Requirement:
Of the lines in the listing, how many include the string "files"? Write the number and nothing else.

======

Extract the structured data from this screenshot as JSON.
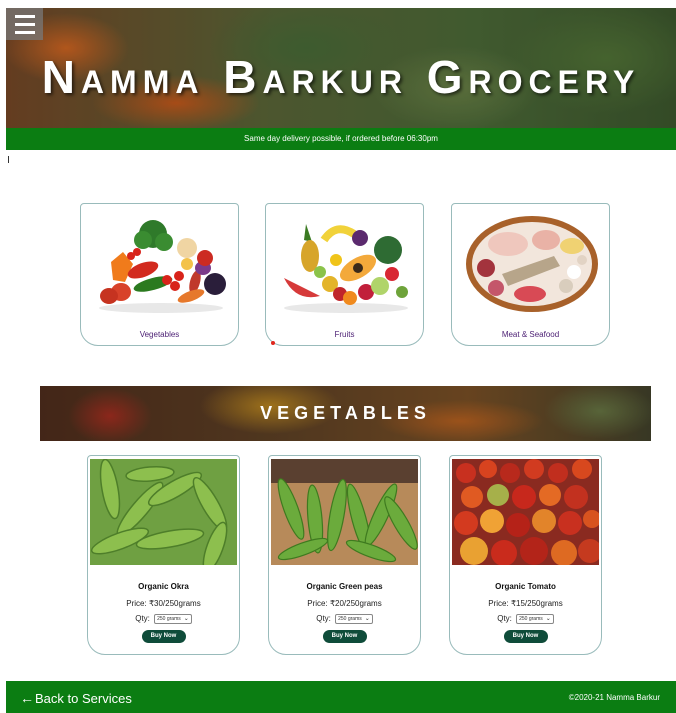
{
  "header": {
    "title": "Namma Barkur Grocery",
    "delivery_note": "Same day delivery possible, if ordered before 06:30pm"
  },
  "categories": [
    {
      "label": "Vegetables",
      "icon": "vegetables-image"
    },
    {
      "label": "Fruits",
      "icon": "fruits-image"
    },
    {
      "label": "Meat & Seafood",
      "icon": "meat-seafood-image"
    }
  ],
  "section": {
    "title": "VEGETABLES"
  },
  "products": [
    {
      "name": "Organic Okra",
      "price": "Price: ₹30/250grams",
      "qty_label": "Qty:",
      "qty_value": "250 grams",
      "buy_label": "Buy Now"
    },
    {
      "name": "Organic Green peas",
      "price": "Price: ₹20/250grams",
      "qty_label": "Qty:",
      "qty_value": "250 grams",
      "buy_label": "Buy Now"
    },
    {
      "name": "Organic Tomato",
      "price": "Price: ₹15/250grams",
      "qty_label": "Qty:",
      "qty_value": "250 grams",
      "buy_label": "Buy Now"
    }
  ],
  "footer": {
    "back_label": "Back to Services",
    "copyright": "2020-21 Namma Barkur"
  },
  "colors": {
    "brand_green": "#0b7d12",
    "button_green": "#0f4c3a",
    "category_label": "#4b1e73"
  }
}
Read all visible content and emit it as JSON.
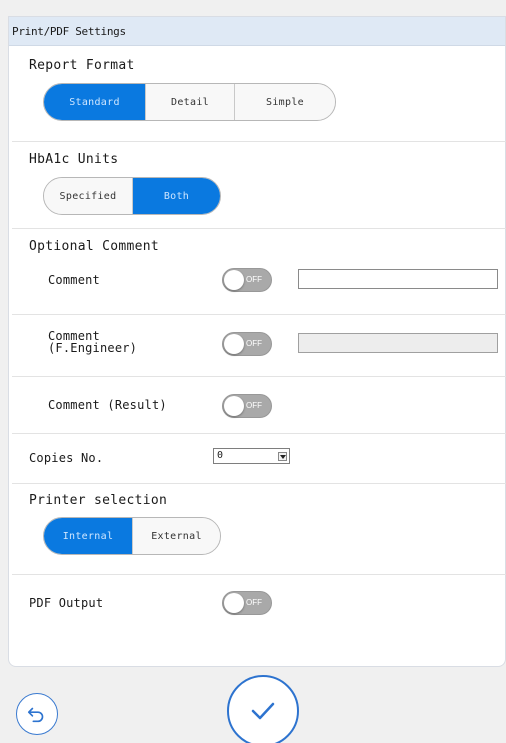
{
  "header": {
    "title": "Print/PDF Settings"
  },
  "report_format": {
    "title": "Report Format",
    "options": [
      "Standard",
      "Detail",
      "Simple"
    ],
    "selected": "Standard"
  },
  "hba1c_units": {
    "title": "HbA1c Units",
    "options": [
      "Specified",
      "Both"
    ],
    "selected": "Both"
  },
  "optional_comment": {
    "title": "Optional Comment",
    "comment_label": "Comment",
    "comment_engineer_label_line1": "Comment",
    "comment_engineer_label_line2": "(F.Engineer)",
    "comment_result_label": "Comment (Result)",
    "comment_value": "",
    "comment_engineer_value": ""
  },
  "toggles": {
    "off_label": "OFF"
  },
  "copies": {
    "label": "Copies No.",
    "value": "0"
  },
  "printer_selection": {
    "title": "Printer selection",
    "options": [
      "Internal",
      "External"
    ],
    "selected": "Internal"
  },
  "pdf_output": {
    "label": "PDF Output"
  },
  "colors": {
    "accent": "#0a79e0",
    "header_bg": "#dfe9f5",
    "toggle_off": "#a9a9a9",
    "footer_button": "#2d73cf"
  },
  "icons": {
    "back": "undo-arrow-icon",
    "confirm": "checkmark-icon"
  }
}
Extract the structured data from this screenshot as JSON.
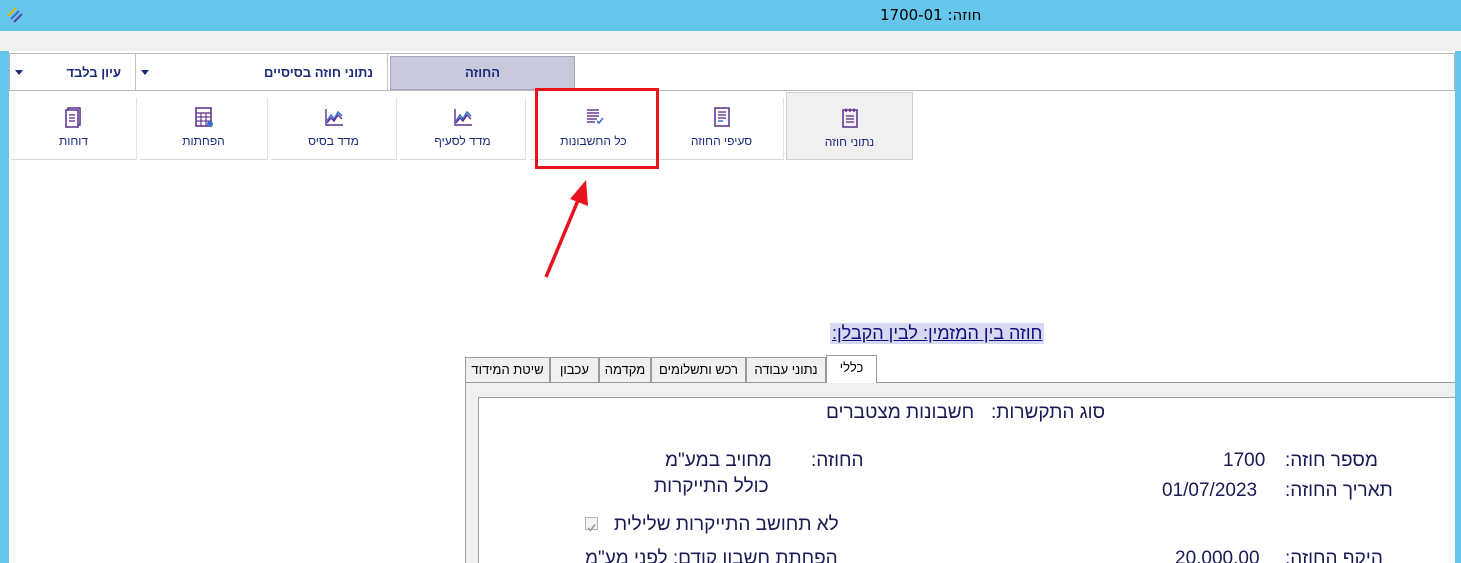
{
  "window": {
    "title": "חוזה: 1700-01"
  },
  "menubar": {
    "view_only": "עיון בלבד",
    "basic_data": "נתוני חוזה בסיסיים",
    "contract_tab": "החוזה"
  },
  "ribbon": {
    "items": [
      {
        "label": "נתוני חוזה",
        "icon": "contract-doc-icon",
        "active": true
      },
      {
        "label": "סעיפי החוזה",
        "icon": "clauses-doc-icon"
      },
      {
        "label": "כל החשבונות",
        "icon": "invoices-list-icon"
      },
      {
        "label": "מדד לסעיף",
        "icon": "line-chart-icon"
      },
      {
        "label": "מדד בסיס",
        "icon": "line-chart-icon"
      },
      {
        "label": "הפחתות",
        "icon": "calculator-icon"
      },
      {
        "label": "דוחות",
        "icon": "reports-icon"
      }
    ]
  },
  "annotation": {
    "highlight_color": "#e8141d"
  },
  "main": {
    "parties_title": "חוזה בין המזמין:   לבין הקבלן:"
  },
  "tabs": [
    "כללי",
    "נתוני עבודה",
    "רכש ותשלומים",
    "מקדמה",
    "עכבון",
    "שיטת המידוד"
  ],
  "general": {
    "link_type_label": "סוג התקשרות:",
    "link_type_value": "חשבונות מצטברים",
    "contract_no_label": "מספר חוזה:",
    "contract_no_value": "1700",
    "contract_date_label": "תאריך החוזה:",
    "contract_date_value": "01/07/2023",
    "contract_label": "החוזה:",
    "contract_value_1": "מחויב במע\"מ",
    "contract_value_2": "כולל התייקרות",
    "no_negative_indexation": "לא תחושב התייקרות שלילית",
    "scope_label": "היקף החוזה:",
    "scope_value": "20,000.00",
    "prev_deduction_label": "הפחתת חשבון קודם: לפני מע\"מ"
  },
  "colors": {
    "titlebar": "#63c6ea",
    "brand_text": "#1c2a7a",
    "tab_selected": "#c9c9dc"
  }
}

======

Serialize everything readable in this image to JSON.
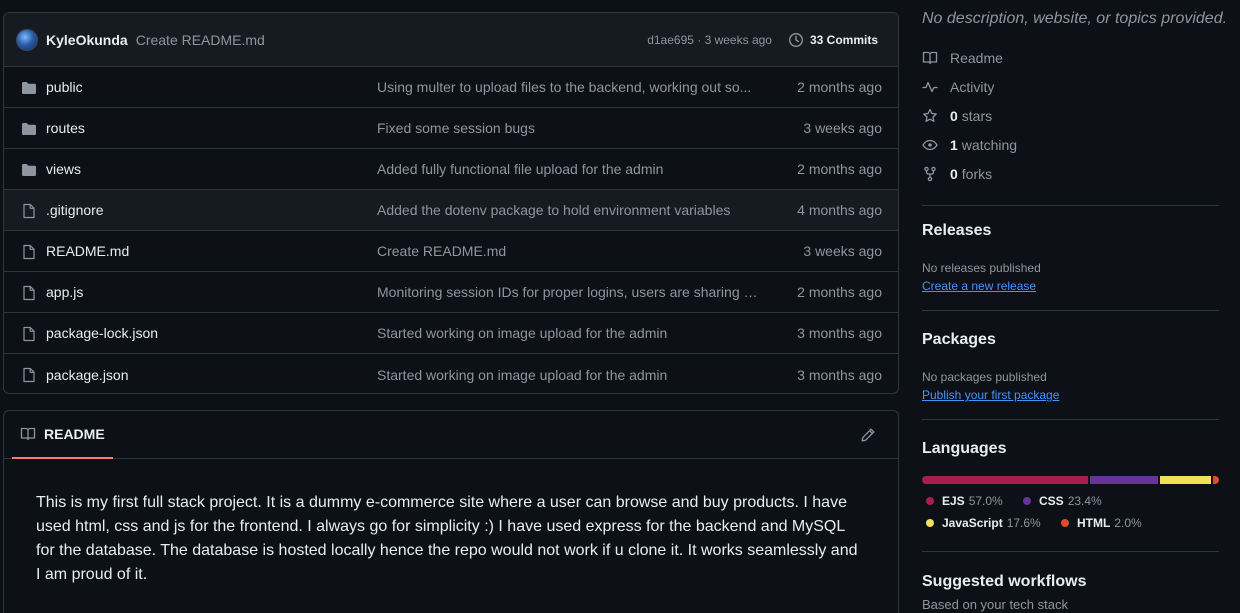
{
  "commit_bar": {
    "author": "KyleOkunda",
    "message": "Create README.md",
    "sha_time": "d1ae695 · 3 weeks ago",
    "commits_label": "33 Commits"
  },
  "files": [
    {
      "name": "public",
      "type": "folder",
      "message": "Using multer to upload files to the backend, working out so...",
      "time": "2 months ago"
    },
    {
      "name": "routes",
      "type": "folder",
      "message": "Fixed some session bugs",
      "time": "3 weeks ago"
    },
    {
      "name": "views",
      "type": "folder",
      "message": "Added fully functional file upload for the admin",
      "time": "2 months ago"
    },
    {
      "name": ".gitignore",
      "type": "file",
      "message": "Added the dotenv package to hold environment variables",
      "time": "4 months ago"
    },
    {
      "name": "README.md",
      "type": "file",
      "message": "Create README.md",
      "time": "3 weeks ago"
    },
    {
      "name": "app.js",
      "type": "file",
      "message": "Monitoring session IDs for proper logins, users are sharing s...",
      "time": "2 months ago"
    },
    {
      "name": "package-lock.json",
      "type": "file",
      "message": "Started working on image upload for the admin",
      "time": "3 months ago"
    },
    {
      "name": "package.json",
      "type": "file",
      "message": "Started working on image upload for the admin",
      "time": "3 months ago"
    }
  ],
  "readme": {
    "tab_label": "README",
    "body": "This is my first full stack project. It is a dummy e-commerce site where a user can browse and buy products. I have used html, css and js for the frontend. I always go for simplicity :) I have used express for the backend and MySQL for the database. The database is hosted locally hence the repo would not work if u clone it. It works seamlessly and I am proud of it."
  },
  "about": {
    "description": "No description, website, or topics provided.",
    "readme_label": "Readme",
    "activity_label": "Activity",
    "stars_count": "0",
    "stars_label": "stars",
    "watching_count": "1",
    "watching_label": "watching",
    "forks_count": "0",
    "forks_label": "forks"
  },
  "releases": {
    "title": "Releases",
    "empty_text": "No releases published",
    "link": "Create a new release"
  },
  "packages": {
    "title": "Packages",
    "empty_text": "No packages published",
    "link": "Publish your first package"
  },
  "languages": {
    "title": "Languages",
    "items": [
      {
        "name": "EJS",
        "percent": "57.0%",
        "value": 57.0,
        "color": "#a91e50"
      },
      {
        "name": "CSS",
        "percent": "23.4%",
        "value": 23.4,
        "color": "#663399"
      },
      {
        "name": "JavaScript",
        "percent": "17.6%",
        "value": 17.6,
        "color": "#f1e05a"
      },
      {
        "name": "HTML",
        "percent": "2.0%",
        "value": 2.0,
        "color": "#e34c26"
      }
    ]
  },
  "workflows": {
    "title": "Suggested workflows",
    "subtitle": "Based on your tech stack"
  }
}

======

Solution below:
2